• _Selected extract_

As some of the products listed above (like paraffin) imply, they cannot be used with water. You will need to purchase smaller pieces of equipment like a paraffin heater and rolling cart to put it on so you can have access as you apply the paraffin with a brush or drape sheet around the body. Also keep in mind that if you don't plan on offering shower facilities or wet rooms, you will need to make sure your spa rep equips you with all the tools you will need to perform the treatments. We will talk more about creating relationships and how important it is to be more than "a number" with your supplier in the future. It never hurts to ask your spa rep what accessories you will need, although your spa rep should recommend what items you need to perform the treatments.
Here are some things to keep in mind when thinking about ingredients. Does this match my client's needs? Does it match my spa theme? What are the contraindications? What are the benefits? The main problem when discussing a particular ingredient is the fact that most of the "talk" hasn't been scientifically studied or proven. Unless the manufacturer has paid for the independent study or conducted countless tests, they can only make general statements regarding the ingredients in their products. For instance, we all know the benefits vitamin E has when taken internally, but how many of us know of a study in which it's applied to the skin? I'm not looking to pick on anyone in particular. Just be aware of the limitations the manufacturers have, and make sure you match up the general ingredients with your vision and intention.

• _Available data_

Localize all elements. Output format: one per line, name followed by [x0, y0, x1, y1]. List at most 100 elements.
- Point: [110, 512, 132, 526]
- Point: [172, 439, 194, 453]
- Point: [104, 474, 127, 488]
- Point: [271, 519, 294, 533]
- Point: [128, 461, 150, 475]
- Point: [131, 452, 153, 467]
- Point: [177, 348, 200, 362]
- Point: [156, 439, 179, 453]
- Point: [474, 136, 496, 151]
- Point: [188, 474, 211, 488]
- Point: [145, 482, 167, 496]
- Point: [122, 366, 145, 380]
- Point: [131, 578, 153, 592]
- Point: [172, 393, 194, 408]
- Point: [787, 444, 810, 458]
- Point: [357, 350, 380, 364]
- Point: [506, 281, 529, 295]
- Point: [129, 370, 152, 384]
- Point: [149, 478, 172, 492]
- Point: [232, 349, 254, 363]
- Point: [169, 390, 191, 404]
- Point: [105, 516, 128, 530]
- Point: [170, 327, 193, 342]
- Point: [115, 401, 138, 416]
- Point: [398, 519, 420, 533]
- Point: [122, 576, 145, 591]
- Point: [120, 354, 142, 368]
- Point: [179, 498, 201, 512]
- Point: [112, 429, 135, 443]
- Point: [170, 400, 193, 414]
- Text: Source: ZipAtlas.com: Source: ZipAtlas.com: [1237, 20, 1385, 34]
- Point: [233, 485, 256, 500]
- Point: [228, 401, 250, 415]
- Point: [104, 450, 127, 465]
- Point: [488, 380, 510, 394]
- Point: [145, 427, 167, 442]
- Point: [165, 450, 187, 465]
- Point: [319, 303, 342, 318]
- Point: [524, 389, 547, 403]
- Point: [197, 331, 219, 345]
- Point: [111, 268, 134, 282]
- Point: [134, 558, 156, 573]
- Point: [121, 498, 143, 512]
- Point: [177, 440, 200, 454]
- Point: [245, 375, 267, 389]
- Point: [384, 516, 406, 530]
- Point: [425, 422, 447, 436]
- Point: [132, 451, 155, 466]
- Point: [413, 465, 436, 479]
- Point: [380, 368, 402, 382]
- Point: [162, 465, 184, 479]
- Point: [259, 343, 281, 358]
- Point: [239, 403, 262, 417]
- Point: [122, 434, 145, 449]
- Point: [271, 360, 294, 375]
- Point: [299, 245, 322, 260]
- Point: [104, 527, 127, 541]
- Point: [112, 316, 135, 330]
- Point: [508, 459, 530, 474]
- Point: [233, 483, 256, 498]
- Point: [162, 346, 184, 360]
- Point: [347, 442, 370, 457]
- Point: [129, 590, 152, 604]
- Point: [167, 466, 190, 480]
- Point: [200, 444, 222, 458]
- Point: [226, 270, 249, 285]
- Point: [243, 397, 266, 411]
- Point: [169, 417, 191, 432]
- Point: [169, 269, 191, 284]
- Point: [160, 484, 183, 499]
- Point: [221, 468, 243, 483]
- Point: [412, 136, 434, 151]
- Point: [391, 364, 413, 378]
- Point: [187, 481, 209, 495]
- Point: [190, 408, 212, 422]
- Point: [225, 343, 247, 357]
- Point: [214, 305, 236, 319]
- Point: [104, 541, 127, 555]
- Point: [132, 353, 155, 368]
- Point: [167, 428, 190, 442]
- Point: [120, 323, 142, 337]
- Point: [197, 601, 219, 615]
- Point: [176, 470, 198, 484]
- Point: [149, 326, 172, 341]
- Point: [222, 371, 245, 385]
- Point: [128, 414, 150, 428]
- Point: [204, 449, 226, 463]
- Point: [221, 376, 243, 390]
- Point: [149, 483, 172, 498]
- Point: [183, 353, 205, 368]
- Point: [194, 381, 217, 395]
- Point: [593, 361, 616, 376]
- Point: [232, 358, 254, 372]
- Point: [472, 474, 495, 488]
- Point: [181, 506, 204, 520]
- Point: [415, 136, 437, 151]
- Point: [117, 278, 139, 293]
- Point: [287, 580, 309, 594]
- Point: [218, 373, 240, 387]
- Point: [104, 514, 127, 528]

• _Tasks to complete_
a) List every question the spa passage says to keep in mind when thinking about ingredients.
b) Answer these from the spa passage, one answer a line, each marked like its question:
(i) Which two smaller pieces of equipment does it name for working with paraffin?
(ii) Which vitamin does it use as its example?
(iii) Who should recommend the items needed to perform the treatments?
The material has nothing to do with the spa passage.

• _Outputs in order_
a)
- Does this match my client's needs?
- Does it match my spa theme?
- What are the contraindications?
- What are the benefits?

b)
(i) A paraffin heater and a rolling cart to put it on.
(ii) Vitamin E.
(iii) Your spa rep.